• PROBLEM REQUIREMENTS
Identify each line holding the string "primary" and copy it.

══ GIVEN RECORDS

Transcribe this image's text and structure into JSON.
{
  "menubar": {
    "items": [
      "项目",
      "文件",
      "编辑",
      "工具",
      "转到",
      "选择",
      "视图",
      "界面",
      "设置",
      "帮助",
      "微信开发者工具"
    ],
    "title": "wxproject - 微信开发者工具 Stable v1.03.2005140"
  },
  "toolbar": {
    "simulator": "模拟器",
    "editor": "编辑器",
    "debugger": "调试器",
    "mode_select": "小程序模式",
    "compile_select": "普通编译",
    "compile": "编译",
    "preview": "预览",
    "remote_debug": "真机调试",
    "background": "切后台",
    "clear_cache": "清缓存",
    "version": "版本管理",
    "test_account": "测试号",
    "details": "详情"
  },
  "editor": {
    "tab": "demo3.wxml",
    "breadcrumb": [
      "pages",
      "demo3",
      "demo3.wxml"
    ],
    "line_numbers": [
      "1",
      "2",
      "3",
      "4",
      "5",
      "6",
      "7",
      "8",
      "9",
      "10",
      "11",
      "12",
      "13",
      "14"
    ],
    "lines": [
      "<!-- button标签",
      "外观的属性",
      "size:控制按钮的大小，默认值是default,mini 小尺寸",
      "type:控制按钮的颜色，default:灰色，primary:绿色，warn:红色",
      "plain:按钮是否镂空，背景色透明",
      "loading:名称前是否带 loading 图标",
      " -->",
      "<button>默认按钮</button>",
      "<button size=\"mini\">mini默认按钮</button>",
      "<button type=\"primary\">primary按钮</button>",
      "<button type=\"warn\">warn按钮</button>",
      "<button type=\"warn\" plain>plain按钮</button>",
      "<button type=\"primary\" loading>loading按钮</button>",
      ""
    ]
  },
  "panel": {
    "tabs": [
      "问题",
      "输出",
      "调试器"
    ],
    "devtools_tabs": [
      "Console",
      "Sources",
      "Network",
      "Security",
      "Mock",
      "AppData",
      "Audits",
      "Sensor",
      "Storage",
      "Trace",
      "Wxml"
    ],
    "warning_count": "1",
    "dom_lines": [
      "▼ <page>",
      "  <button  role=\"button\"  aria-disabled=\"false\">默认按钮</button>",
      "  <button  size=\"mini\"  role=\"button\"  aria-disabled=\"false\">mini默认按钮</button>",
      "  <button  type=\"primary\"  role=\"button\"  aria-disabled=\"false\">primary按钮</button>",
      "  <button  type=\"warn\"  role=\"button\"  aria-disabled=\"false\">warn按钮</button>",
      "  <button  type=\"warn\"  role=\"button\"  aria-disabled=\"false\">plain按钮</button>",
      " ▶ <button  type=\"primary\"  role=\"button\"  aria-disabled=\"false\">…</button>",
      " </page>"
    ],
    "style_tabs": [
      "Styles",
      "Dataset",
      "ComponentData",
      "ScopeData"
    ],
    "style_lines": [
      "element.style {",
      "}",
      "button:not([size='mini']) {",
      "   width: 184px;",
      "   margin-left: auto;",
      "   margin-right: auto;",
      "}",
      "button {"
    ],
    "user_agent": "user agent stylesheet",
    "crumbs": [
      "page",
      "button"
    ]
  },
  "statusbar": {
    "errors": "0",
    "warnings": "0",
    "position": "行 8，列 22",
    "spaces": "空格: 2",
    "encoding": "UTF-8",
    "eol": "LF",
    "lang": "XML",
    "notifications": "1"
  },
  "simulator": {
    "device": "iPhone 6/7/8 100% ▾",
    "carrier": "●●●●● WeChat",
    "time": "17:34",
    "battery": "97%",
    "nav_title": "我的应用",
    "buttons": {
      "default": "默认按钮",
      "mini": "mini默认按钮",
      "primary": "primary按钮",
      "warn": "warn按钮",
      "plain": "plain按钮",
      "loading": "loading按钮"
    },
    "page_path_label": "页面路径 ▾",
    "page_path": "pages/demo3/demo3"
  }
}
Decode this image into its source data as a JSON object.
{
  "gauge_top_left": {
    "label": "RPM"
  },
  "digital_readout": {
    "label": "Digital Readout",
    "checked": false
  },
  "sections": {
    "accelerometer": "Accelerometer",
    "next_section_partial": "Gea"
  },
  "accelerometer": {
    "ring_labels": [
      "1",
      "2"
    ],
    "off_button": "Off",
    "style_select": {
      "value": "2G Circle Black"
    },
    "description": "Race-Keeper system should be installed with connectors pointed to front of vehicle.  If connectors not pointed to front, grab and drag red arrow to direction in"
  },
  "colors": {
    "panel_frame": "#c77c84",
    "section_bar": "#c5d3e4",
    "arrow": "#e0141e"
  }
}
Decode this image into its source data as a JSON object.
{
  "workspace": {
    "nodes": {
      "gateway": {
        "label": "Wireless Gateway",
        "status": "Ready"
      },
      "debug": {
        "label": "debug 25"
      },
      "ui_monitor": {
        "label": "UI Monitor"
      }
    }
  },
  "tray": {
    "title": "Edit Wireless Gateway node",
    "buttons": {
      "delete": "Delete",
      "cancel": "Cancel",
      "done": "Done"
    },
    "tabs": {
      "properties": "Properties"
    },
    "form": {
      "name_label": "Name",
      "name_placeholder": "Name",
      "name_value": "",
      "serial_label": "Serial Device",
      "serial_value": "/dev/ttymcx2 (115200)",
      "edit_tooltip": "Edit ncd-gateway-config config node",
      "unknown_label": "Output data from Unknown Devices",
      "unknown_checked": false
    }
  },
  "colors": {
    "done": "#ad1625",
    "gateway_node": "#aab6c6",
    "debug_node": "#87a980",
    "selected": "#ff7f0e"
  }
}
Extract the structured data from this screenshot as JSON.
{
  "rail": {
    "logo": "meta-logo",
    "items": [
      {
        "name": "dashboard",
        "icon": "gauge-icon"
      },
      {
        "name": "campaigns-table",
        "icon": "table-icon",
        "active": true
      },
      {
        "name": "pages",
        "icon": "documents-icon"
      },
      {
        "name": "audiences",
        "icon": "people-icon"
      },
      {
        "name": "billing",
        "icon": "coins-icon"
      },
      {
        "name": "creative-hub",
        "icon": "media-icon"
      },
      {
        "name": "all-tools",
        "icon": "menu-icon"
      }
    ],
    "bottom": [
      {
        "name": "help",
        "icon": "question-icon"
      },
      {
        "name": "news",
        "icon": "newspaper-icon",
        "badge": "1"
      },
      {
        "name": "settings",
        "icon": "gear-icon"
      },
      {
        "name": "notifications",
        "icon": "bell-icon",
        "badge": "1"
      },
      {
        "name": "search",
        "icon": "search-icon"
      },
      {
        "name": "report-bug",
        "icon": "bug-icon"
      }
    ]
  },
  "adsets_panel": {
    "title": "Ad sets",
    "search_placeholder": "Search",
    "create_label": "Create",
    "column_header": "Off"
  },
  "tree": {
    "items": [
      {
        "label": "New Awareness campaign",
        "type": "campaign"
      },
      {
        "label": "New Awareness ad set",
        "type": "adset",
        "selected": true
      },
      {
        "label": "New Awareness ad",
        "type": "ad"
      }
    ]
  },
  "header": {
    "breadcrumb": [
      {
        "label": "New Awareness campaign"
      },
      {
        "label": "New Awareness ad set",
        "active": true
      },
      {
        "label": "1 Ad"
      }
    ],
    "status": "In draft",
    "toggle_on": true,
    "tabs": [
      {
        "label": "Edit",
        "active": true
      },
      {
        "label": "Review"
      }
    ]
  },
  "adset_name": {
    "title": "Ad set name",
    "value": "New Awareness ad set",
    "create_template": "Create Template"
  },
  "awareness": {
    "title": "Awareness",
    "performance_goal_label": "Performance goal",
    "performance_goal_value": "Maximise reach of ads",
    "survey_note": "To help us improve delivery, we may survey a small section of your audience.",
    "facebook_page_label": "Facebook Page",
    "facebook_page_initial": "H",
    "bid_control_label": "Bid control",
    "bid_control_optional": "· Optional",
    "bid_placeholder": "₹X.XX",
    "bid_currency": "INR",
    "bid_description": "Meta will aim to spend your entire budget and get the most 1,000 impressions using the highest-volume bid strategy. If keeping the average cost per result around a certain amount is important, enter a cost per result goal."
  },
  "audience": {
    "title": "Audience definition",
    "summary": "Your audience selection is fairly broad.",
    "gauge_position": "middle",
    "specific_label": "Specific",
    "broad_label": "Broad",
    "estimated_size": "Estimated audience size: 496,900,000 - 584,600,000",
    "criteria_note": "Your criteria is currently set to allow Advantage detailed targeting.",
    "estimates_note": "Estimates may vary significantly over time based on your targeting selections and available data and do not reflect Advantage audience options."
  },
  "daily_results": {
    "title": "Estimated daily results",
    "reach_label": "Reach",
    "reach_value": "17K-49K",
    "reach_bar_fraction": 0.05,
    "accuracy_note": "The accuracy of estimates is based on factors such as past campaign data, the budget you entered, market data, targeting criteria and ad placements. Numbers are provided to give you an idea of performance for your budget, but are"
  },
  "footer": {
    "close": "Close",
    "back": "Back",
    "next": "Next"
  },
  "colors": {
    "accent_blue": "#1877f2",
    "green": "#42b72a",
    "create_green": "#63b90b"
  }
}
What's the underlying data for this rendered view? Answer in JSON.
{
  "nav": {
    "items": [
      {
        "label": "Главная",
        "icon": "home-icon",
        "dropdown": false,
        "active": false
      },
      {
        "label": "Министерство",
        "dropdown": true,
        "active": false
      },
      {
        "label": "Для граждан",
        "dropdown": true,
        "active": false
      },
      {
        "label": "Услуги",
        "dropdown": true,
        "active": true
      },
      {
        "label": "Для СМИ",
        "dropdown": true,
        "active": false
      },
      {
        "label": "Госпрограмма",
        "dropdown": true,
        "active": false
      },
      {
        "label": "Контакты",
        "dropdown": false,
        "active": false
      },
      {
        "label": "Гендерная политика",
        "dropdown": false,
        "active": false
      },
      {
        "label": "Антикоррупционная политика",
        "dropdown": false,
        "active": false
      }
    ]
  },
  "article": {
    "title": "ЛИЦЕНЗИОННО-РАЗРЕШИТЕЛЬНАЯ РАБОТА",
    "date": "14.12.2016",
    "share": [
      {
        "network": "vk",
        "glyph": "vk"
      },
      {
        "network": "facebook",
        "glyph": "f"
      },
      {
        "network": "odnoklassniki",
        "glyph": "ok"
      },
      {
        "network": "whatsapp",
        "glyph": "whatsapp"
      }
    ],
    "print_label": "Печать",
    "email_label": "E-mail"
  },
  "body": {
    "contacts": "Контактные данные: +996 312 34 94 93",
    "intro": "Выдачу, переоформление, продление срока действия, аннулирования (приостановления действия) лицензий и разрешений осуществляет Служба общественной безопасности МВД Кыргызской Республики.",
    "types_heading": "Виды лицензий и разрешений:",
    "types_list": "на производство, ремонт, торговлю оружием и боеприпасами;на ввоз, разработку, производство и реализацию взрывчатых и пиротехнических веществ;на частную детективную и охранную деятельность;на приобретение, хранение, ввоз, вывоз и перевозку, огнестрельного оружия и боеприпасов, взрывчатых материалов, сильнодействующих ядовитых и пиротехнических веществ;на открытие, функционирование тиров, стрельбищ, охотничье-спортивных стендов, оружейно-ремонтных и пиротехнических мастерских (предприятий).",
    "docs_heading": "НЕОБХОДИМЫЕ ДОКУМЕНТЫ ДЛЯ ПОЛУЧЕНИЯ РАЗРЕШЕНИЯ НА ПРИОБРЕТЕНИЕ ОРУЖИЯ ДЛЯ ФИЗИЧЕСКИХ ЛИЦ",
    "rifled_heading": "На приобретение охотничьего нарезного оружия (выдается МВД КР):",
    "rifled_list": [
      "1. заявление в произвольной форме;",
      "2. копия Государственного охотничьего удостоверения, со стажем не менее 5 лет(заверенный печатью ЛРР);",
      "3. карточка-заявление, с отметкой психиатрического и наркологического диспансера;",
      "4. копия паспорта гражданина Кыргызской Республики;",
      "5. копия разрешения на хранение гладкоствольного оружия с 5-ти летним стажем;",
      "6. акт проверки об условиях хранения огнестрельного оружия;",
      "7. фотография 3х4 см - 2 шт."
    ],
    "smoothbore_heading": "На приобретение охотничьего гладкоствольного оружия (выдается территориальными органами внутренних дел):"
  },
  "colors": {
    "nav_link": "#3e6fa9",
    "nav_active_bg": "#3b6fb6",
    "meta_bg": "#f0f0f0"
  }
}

════

• RESULT
      "type:控制按钮的颜色，default:灰色，primary:绿色，warn:红色",
      "<button type=\"primary\">primary按钮</button>",
      "<button type=\"primary\" loading>loading按钮</button>",
      "  <button  type=\"primary\"  role=\"button\"  aria-disabled=\"false\">primary按钮</button>",
      " ▶ <button  type=\"primary\"  role=\"button\"  aria-disabled=\"false\">…</button>",
      "primary": "primary按钮",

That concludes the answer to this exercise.